- _Required task_
Copy out each line of the listing that has the word "text" in it.
::::::::
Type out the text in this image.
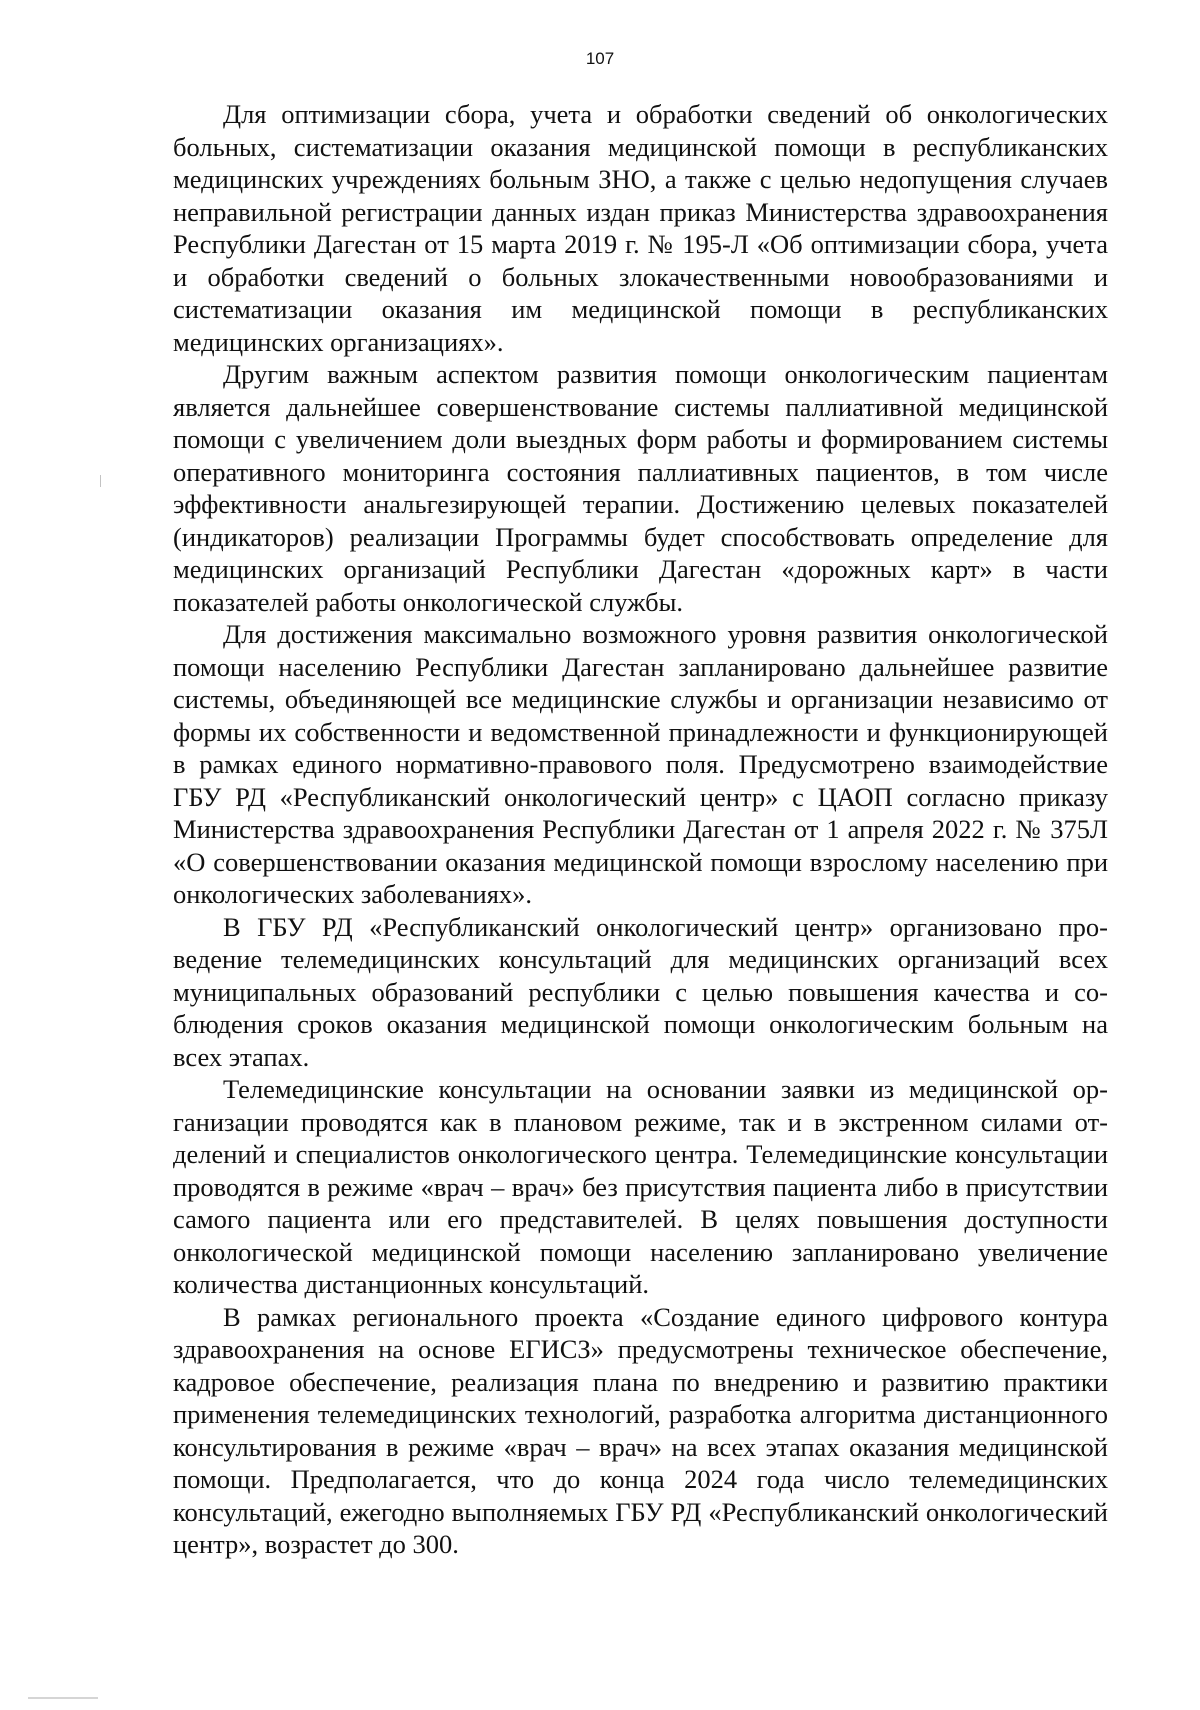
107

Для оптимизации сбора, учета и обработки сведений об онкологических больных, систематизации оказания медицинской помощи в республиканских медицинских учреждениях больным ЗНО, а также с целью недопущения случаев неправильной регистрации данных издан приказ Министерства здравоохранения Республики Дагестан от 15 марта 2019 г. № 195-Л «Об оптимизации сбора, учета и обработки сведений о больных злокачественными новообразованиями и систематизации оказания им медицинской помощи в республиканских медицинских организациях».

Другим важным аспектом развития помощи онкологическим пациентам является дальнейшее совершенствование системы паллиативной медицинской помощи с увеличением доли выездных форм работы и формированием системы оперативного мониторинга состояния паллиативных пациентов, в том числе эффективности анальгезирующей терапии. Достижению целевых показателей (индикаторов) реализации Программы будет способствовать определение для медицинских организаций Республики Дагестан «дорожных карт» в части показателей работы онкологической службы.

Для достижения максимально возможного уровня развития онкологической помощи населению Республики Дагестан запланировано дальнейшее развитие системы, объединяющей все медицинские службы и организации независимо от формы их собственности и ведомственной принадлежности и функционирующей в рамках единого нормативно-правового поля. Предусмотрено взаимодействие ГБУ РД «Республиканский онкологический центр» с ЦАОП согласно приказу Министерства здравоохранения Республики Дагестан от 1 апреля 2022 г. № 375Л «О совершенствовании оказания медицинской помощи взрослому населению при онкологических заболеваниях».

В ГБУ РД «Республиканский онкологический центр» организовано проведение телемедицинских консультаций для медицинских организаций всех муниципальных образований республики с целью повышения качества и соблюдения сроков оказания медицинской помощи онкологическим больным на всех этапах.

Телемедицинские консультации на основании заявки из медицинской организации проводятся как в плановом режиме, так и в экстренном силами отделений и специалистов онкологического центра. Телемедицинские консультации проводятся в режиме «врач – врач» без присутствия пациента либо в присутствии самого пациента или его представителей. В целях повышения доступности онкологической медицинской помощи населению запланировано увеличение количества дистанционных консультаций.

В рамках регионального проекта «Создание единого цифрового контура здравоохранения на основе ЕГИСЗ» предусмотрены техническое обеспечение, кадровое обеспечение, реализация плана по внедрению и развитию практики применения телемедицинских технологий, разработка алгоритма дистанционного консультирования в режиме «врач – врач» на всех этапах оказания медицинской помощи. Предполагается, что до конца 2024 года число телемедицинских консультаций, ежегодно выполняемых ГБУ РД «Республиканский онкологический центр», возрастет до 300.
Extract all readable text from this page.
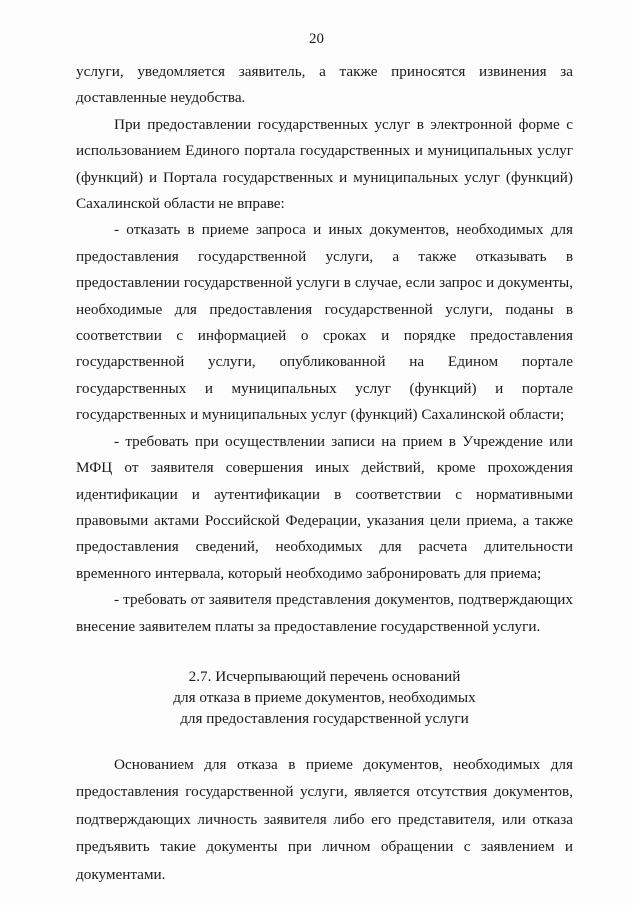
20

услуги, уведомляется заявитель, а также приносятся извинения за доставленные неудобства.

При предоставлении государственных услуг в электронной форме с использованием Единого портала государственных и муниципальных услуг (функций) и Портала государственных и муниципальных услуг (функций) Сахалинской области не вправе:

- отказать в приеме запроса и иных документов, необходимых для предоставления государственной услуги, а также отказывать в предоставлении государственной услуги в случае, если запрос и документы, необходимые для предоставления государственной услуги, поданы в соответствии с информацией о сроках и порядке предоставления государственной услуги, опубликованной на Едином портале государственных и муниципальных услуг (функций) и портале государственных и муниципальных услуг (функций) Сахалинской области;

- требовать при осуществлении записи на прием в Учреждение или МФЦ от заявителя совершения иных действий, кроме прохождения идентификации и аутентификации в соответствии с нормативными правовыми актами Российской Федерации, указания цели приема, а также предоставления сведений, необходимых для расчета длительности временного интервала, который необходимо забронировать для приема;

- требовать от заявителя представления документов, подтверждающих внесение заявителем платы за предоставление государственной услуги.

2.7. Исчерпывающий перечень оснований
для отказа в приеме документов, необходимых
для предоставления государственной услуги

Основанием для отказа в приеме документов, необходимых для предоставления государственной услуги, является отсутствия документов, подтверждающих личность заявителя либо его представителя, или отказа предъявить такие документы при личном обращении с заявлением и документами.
::::::::
- _The completed task_
Type out the text in this image.
Extract all readable text from this page.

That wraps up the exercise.